Data provided ▸

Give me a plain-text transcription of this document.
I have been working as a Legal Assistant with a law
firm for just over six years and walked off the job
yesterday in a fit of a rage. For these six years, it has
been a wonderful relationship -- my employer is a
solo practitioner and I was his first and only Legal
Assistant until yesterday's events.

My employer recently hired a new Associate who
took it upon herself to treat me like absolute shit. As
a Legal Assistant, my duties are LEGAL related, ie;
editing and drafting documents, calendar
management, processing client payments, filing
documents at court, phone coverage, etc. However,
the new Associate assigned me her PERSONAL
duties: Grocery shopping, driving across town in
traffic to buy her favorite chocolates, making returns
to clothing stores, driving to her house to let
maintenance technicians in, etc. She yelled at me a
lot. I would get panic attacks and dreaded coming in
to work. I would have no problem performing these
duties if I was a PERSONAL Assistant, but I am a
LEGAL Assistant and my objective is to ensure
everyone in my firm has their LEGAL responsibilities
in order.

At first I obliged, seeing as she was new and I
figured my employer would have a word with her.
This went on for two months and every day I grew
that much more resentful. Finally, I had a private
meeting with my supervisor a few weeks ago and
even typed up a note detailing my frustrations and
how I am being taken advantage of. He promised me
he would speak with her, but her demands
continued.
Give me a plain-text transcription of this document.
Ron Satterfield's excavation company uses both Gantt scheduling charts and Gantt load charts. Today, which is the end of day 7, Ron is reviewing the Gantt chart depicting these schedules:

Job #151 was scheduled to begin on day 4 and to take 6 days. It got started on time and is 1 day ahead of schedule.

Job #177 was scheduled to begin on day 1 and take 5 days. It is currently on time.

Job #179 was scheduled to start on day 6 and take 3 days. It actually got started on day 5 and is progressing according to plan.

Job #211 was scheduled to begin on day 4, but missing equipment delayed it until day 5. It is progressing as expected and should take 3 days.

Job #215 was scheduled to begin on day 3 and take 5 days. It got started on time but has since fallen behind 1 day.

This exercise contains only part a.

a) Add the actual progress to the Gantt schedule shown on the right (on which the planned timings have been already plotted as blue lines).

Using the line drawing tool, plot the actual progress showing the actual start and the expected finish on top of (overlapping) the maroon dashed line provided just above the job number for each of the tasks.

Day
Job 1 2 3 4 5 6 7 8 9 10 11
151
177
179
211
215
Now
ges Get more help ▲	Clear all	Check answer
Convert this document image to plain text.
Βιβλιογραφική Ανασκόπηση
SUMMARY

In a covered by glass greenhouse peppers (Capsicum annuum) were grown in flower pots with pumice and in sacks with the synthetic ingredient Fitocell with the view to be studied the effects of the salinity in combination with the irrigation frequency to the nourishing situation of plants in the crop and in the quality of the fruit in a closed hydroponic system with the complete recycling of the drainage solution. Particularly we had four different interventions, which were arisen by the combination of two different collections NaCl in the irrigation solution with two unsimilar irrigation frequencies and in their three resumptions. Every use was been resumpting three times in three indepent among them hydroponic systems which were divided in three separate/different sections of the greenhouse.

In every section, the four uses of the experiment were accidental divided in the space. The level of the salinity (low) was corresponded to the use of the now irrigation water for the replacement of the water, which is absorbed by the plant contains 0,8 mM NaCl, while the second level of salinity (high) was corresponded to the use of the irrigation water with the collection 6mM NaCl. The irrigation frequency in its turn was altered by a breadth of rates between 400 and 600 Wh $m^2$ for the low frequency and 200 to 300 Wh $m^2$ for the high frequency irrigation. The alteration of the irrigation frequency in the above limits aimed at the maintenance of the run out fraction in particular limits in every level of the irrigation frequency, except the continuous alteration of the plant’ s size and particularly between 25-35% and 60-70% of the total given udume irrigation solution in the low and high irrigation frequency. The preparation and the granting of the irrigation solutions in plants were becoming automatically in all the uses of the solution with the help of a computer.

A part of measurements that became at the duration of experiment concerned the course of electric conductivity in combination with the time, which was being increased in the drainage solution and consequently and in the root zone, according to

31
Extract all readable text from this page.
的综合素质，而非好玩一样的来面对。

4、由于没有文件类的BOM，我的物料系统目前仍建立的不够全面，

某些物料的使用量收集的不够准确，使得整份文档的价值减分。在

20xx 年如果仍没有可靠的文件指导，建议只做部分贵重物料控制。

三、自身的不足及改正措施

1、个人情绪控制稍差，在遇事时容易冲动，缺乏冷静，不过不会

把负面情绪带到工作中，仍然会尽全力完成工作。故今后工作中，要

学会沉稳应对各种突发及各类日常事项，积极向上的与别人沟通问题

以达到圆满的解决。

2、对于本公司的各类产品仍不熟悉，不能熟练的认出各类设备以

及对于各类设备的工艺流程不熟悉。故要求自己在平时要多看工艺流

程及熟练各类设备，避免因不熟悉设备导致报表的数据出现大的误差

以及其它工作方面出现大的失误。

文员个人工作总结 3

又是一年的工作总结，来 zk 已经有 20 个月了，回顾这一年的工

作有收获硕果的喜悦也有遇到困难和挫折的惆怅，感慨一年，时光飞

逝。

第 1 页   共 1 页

What is required ▸ Repeat the material in full, exactly as it stands.

Task answer ▸
Give me a plain-text transcription of this document.
I have been working as a Legal Assistant with a law
firm for just over six years and walked off the job
yesterday in a fit of a rage. For these six years, it has
been a wonderful relationship -- my employer is a
solo practitioner and I was his first and only Legal
Assistant until yesterday's events.

My employer recently hired a new Associate who
took it upon herself to treat me like absolute shit. As
a Legal Assistant, my duties are LEGAL related, ie;
editing and drafting documents, calendar
management, processing client payments, filing
documents at court, phone coverage, etc. However,
the new Associate assigned me her PERSONAL
duties: Grocery shopping, driving across town in
traffic to buy her favorite chocolates, making returns
to clothing stores, driving to her house to let
maintenance technicians in, etc. She yelled at me a
lot. I would get panic attacks and dreaded coming in
to work. I would have no problem performing these
duties if I was a PERSONAL Assistant, but I am a
LEGAL Assistant and my objective is to ensure
everyone in my firm has their LEGAL responsibilities
in order.

At first I obliged, seeing as she was new and I
figured my employer would have a word with her.
This went on for two months and every day I grew
that much more resentful. Finally, I had a private
meeting with my supervisor a few weeks ago and
even typed up a note detailing my frustrations and
how I am being taken advantage of. He promised me
he would speak with her, but her demands
continued.
Give me a plain-text transcription of this document.
Ron Satterfield's excavation company uses both Gantt scheduling charts and Gantt load charts. Today, which is the end of day 7, Ron is reviewing the Gantt chart depicting these schedules:

Job #151 was scheduled to begin on day 4 and to take 6 days. It got started on time and is 1 day ahead of schedule.

Job #177 was scheduled to begin on day 1 and take 5 days. It is currently on time.

Job #179 was scheduled to start on day 6 and take 3 days. It actually got started on day 5 and is progressing according to plan.

Job #211 was scheduled to begin on day 4, but missing equipment delayed it until day 5. It is progressing as expected and should take 3 days.

Job #215 was scheduled to begin on day 3 and take 5 days. It got started on time but has since fallen behind 1 day.

This exercise contains only part a.

a) Add the actual progress to the Gantt schedule shown on the right (on which the planned timings have been already plotted as blue lines).

Using the line drawing tool, plot the actual progress showing the actual start and the expected finish on top of (overlapping) the maroon dashed line provided just above the job number for each of the tasks.

Day
Job 1 2 3 4 5 6 7 8 9 10 11
151
177
179
211
215
Now
ges Get more help ▲	Clear all	Check answer
Convert this document image to plain text.
Βιβλιογραφική Ανασκόπηση
SUMMARY

In a covered by glass greenhouse peppers (Capsicum annuum) were grown in flower pots with pumice and in sacks with the synthetic ingredient Fitocell with the view to be studied the effects of the salinity in combination with the irrigation frequency to the nourishing situation of plants in the crop and in the quality of the fruit in a closed hydroponic system with the complete recycling of the drainage solution. Particularly we had four different interventions, which were arisen by the combination of two different collections NaCl in the irrigation solution with two unsimilar irrigation frequencies and in their three resumptions. Every use was been resumpting three times in three indepent among them hydroponic systems which were divided in three separate/different sections of the greenhouse.

In every section, the four uses of the experiment were accidental divided in the space. The level of the salinity (low) was corresponded to the use of the now irrigation water for the replacement of the water, which is absorbed by the plant contains 0,8 mM NaCl, while the second level of salinity (high) was corresponded to the use of the irrigation water with the collection 6mM NaCl. The irrigation frequency in its turn was altered by a breadth of rates between 400 and 600 Wh $m^2$ for the low frequency and 200 to 300 Wh $m^2$ for the high frequency irrigation. The alteration of the irrigation frequency in the above limits aimed at the maintenance of the run out fraction in particular limits in every level of the irrigation frequency, except the continuous alteration of the plant’ s size and particularly between 25-35% and 60-70% of the total given udume irrigation solution in the low and high irrigation frequency. The preparation and the granting of the irrigation solutions in plants were becoming automatically in all the uses of the solution with the help of a computer.

A part of measurements that became at the duration of experiment concerned the course of electric conductivity in combination with the time, which was being increased in the drainage solution and consequently and in the root zone, according to

31
Extract all readable text from this page.
的综合素质，而非好玩一样的来面对。

4、由于没有文件类的BOM，我的物料系统目前仍建立的不够全面，

某些物料的使用量收集的不够准确，使得整份文档的价值减分。在

20xx 年如果仍没有可靠的文件指导，建议只做部分贵重物料控制。

三、自身的不足及改正措施

1、个人情绪控制稍差，在遇事时容易冲动，缺乏冷静，不过不会

把负面情绪带到工作中，仍然会尽全力完成工作。故今后工作中，要

学会沉稳应对各种突发及各类日常事项，积极向上的与别人沟通问题

以达到圆满的解决。

2、对于本公司的各类产品仍不熟悉，不能熟练的认出各类设备以

及对于各类设备的工艺流程不熟悉。故要求自己在平时要多看工艺流

程及熟练各类设备，避免因不熟悉设备导致报表的数据出现大的误差

以及其它工作方面出现大的失误。

文员个人工作总结 3

又是一年的工作总结，来 zk 已经有 20 个月了，回顾这一年的工

作有收获硕果的喜悦也有遇到困难和挫折的惆怅，感慨一年，时光飞

逝。

第 1 页   共 1 页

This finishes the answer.